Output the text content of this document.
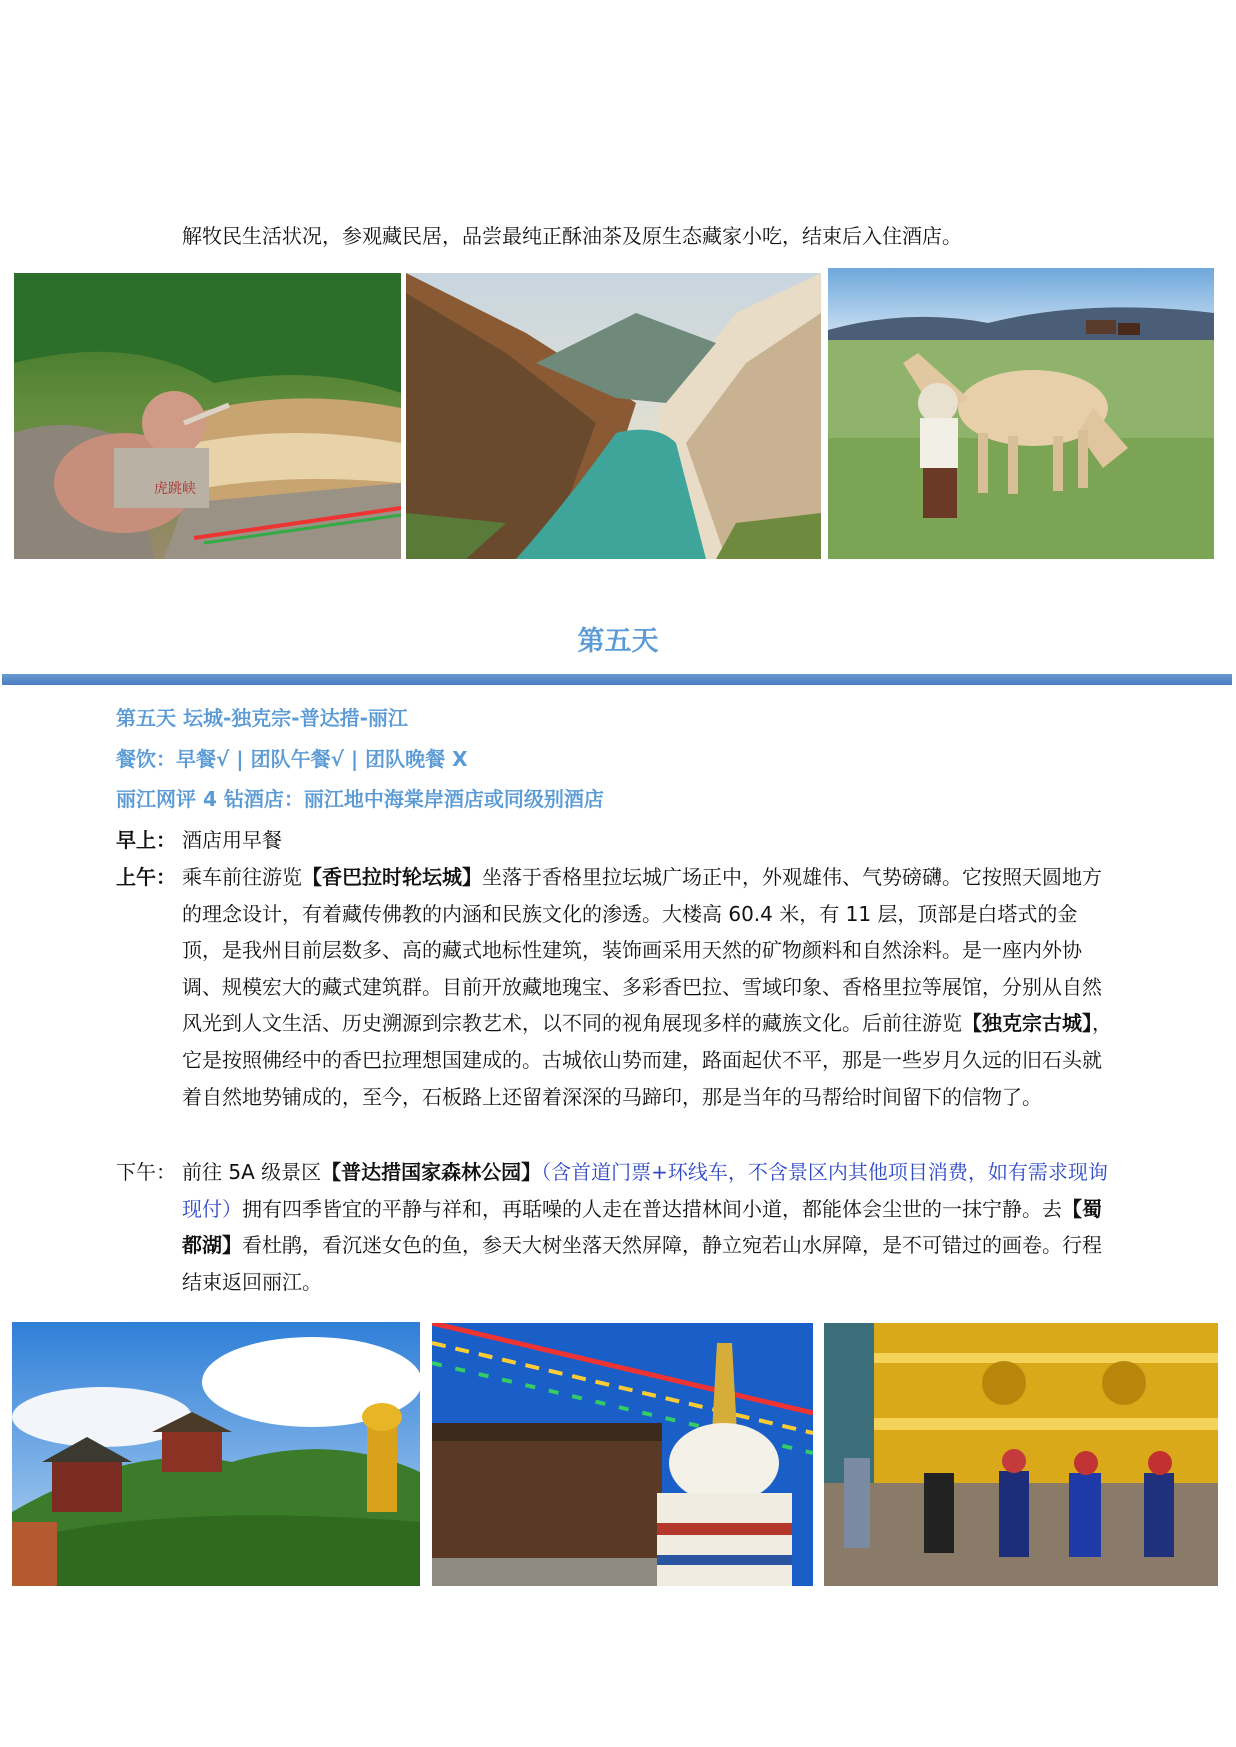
解牧民生活状况，参观藏民居，品尝最纯正酥油茶及原生态藏家小吃，结束后入住酒店。
虎跳峡
第五天
第五天 坛城-独克宗-普达措-丽江
餐饮：早餐√ | 团队午餐√ | 团队晚餐 X
丽江网评 4 钻酒店：丽江地中海棠岸酒店或同级别酒店
早上： 酒店用早餐
上午： 乘车前往游览【香巴拉时轮坛城】坐落于香格里拉坛城广场正中，外观雄伟、气势磅礴。它按照天圆地方的理念设计，有着藏传佛教的内涵和民族文化的渗透。大楼高 60.4 米，有 11 层，顶部是白塔式的金顶，是我州目前层数多、高的藏式地标性建筑，装饰画采用天然的矿物颜料和自然涂料。是一座内外协调、规模宏大的藏式建筑群。目前开放藏地瑰宝、多彩香巴拉、雪域印象、香格里拉等展馆，分别从自然风光到人文生活、历史溯源到宗教艺术，以不同的视角展现多样的藏族文化。后前往游览【独克宗古城】，它是按照佛经中的香巴拉理想国建成的。古城依山势而建，路面起伏不平，那是一些岁月久远的旧石头就着自然地势铺成的，至今，石板路上还留着深深的马蹄印，那是当年的马帮给时间留下的信物了。
下午： 前往 5A 级景区【普达措国家森林公园】（含首道门票+环线车，不含景区内其他项目消费，如有需求现询现付）拥有四季皆宜的平静与祥和，再聒噪的人走在普达措林间小道，都能体会尘世的一抹宁静。去【蜀都湖】看杜鹃，看沉迷女色的鱼，参天大树坐落天然屏障，静立宛若山水屏障，是不可错过的画卷。行程结束返回丽江。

+===+

◆ **Task goal**:
Each entry must be retyped word for word, with every image omitted.

◆ **Result of this task**:
Output the text content of this document.
解牧民生活状况，参观藏民居，品尝最纯正酥油茶及原生态藏家小吃，结束后入住酒店。
虎跳峡
第五天
第五天 坛城-独克宗-普达措-丽江
餐饮：早餐√ | 团队午餐√ | 团队晚餐 X
丽江网评 4 钻酒店：丽江地中海棠岸酒店或同级别酒店
早上： 酒店用早餐
上午： 乘车前往游览【香巴拉时轮坛城】坐落于香格里拉坛城广场正中，外观雄伟、气势磅礴。它按照天圆地方的理念设计，有着藏传佛教的内涵和民族文化的渗透。大楼高 60.4 米，有 11 层，顶部是白塔式的金顶，是我州目前层数多、高的藏式地标性建筑，装饰画采用天然的矿物颜料和自然涂料。是一座内外协调、规模宏大的藏式建筑群。目前开放藏地瑰宝、多彩香巴拉、雪域印象、香格里拉等展馆，分别从自然风光到人文生活、历史溯源到宗教艺术，以不同的视角展现多样的藏族文化。后前往游览【独克宗古城】，它是按照佛经中的香巴拉理想国建成的。古城依山势而建，路面起伏不平，那是一些岁月久远的旧石头就着自然地势铺成的，至今，石板路上还留着深深的马蹄印，那是当年的马帮给时间留下的信物了。
下午： 前往 5A 级景区【普达措国家森林公园】（含首道门票+环线车，不含景区内其他项目消费，如有需求现询现付）拥有四季皆宜的平静与祥和，再聒噪的人走在普达措林间小道，都能体会尘世的一抹宁静。去【蜀都湖】看杜鹃，看沉迷女色的鱼，参天大树坐落天然屏障，静立宛若山水屏障，是不可错过的画卷。行程结束返回丽江。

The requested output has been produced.